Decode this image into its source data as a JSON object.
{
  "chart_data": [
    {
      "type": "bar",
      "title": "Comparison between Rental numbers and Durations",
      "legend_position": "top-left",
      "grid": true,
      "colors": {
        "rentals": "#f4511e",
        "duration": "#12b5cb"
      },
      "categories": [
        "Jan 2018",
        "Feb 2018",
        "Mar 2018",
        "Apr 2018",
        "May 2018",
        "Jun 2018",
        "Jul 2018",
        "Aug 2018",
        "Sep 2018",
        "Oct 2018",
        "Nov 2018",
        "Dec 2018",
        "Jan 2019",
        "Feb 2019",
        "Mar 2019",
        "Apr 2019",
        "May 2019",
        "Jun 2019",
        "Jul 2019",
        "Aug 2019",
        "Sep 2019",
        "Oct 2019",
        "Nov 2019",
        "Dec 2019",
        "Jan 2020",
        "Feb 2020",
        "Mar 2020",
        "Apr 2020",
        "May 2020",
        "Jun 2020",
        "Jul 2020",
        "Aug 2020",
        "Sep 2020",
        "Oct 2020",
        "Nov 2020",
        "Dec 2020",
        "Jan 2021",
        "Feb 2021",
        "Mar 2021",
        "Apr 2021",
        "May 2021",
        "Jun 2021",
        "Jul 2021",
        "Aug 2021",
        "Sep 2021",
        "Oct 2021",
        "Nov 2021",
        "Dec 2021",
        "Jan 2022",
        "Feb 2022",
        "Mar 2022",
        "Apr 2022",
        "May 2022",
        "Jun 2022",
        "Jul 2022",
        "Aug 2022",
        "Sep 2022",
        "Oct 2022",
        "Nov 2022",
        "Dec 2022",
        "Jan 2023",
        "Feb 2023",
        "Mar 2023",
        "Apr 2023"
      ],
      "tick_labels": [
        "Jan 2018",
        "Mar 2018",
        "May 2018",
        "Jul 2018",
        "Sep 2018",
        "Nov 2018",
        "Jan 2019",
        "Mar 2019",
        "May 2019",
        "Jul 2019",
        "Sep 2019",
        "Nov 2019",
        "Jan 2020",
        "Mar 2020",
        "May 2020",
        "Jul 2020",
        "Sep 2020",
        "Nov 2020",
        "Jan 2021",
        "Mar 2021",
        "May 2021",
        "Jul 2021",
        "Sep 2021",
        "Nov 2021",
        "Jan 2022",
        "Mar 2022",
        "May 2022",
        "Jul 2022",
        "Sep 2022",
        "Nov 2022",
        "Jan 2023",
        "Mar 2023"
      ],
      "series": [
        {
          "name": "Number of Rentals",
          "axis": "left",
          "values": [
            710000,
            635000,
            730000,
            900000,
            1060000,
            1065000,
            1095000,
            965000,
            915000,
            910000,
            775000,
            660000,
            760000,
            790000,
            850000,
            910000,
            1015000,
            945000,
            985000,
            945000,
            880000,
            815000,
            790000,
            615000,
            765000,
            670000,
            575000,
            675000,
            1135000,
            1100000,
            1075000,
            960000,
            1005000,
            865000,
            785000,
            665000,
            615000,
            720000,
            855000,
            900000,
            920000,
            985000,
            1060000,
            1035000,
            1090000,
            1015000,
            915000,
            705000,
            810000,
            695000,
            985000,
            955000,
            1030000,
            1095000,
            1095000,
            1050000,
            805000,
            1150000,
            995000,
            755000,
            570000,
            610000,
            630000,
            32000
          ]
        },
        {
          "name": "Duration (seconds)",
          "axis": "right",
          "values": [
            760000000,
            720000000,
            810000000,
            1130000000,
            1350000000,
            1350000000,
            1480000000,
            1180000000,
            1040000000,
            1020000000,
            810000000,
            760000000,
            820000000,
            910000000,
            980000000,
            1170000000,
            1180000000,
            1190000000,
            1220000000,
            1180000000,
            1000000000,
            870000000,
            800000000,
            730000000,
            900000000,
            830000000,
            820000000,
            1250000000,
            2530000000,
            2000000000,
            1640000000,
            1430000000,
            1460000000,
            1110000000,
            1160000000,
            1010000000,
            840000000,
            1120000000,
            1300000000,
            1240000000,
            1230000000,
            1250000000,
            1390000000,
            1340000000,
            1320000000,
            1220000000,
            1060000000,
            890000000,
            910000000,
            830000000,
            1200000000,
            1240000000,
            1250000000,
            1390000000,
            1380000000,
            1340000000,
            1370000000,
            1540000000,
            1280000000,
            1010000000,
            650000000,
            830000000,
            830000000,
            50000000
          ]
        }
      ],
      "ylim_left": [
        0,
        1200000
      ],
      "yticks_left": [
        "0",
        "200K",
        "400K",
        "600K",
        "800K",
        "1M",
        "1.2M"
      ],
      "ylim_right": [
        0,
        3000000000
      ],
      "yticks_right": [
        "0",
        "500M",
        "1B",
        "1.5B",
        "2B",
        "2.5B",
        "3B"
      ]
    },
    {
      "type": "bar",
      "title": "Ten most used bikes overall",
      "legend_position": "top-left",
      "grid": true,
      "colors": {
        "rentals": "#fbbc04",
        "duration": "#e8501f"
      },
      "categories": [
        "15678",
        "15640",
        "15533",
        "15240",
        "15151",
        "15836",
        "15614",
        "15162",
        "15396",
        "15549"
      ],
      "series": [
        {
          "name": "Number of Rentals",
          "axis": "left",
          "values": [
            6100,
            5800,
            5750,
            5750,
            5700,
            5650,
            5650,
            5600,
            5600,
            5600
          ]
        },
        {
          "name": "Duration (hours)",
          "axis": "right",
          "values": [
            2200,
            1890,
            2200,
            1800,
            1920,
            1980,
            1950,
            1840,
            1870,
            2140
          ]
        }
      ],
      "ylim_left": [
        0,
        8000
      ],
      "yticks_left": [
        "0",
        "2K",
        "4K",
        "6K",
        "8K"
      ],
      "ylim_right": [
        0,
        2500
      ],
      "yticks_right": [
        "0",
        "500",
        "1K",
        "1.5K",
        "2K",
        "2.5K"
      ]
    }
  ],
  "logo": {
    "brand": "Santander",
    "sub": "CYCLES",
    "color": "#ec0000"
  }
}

^^^^^^^^

Write out every entry above, word for word.

SOLUTION TO THE EXERCISE:
Decode this image into its source data as a JSON object.
{
  "chart_data": [
    {
      "type": "bar",
      "title": "Comparison between Rental numbers and Durations",
      "legend_position": "top-left",
      "grid": true,
      "colors": {
        "rentals": "#f4511e",
        "duration": "#12b5cb"
      },
      "categories": [
        "Jan 2018",
        "Feb 2018",
        "Mar 2018",
        "Apr 2018",
        "May 2018",
        "Jun 2018",
        "Jul 2018",
        "Aug 2018",
        "Sep 2018",
        "Oct 2018",
        "Nov 2018",
        "Dec 2018",
        "Jan 2019",
        "Feb 2019",
        "Mar 2019",
        "Apr 2019",
        "May 2019",
        "Jun 2019",
        "Jul 2019",
        "Aug 2019",
        "Sep 2019",
        "Oct 2019",
        "Nov 2019",
        "Dec 2019",
        "Jan 2020",
        "Feb 2020",
        "Mar 2020",
        "Apr 2020",
        "May 2020",
        "Jun 2020",
        "Jul 2020",
        "Aug 2020",
        "Sep 2020",
        "Oct 2020",
        "Nov 2020",
        "Dec 2020",
        "Jan 2021",
        "Feb 2021",
        "Mar 2021",
        "Apr 2021",
        "May 2021",
        "Jun 2021",
        "Jul 2021",
        "Aug 2021",
        "Sep 2021",
        "Oct 2021",
        "Nov 2021",
        "Dec 2021",
        "Jan 2022",
        "Feb 2022",
        "Mar 2022",
        "Apr 2022",
        "May 2022",
        "Jun 2022",
        "Jul 2022",
        "Aug 2022",
        "Sep 2022",
        "Oct 2022",
        "Nov 2022",
        "Dec 2022",
        "Jan 2023",
        "Feb 2023",
        "Mar 2023",
        "Apr 2023"
      ],
      "tick_labels": [
        "Jan 2018",
        "Mar 2018",
        "May 2018",
        "Jul 2018",
        "Sep 2018",
        "Nov 2018",
        "Jan 2019",
        "Mar 2019",
        "May 2019",
        "Jul 2019",
        "Sep 2019",
        "Nov 2019",
        "Jan 2020",
        "Mar 2020",
        "May 2020",
        "Jul 2020",
        "Sep 2020",
        "Nov 2020",
        "Jan 2021",
        "Mar 2021",
        "May 2021",
        "Jul 2021",
        "Sep 2021",
        "Nov 2021",
        "Jan 2022",
        "Mar 2022",
        "May 2022",
        "Jul 2022",
        "Sep 2022",
        "Nov 2022",
        "Jan 2023",
        "Mar 2023"
      ],
      "series": [
        {
          "name": "Number of Rentals",
          "axis": "left",
          "values": [
            710000,
            635000,
            730000,
            900000,
            1060000,
            1065000,
            1095000,
            965000,
            915000,
            910000,
            775000,
            660000,
            760000,
            790000,
            850000,
            910000,
            1015000,
            945000,
            985000,
            945000,
            880000,
            815000,
            790000,
            615000,
            765000,
            670000,
            575000,
            675000,
            1135000,
            1100000,
            1075000,
            960000,
            1005000,
            865000,
            785000,
            665000,
            615000,
            720000,
            855000,
            900000,
            920000,
            985000,
            1060000,
            1035000,
            1090000,
            1015000,
            915000,
            705000,
            810000,
            695000,
            985000,
            955000,
            1030000,
            1095000,
            1095000,
            1050000,
            805000,
            1150000,
            995000,
            755000,
            570000,
            610000,
            630000,
            32000
          ]
        },
        {
          "name": "Duration (seconds)",
          "axis": "right",
          "values": [
            760000000,
            720000000,
            810000000,
            1130000000,
            1350000000,
            1350000000,
            1480000000,
            1180000000,
            1040000000,
            1020000000,
            810000000,
            760000000,
            820000000,
            910000000,
            980000000,
            1170000000,
            1180000000,
            1190000000,
            1220000000,
            1180000000,
            1000000000,
            870000000,
            800000000,
            730000000,
            900000000,
            830000000,
            820000000,
            1250000000,
            2530000000,
            2000000000,
            1640000000,
            1430000000,
            1460000000,
            1110000000,
            1160000000,
            1010000000,
            840000000,
            1120000000,
            1300000000,
            1240000000,
            1230000000,
            1250000000,
            1390000000,
            1340000000,
            1320000000,
            1220000000,
            1060000000,
            890000000,
            910000000,
            830000000,
            1200000000,
            1240000000,
            1250000000,
            1390000000,
            1380000000,
            1340000000,
            1370000000,
            1540000000,
            1280000000,
            1010000000,
            650000000,
            830000000,
            830000000,
            50000000
          ]
        }
      ],
      "ylim_left": [
        0,
        1200000
      ],
      "yticks_left": [
        "0",
        "200K",
        "400K",
        "600K",
        "800K",
        "1M",
        "1.2M"
      ],
      "ylim_right": [
        0,
        3000000000
      ],
      "yticks_right": [
        "0",
        "500M",
        "1B",
        "1.5B",
        "2B",
        "2.5B",
        "3B"
      ]
    },
    {
      "type": "bar",
      "title": "Ten most used bikes overall",
      "legend_position": "top-left",
      "grid": true,
      "colors": {
        "rentals": "#fbbc04",
        "duration": "#e8501f"
      },
      "categories": [
        "15678",
        "15640",
        "15533",
        "15240",
        "15151",
        "15836",
        "15614",
        "15162",
        "15396",
        "15549"
      ],
      "series": [
        {
          "name": "Number of Rentals",
          "axis": "left",
          "values": [
            6100,
            5800,
            5750,
            5750,
            5700,
            5650,
            5650,
            5600,
            5600,
            5600
          ]
        },
        {
          "name": "Duration (hours)",
          "axis": "right",
          "values": [
            2200,
            1890,
            2200,
            1800,
            1920,
            1980,
            1950,
            1840,
            1870,
            2140
          ]
        }
      ],
      "ylim_left": [
        0,
        8000
      ],
      "yticks_left": [
        "0",
        "2K",
        "4K",
        "6K",
        "8K"
      ],
      "ylim_right": [
        0,
        2500
      ],
      "yticks_right": [
        "0",
        "500",
        "1K",
        "1.5K",
        "2K",
        "2.5K"
      ]
    }
  ],
  "logo": {
    "brand": "Santander",
    "sub": "CYCLES",
    "color": "#ec0000"
  }
}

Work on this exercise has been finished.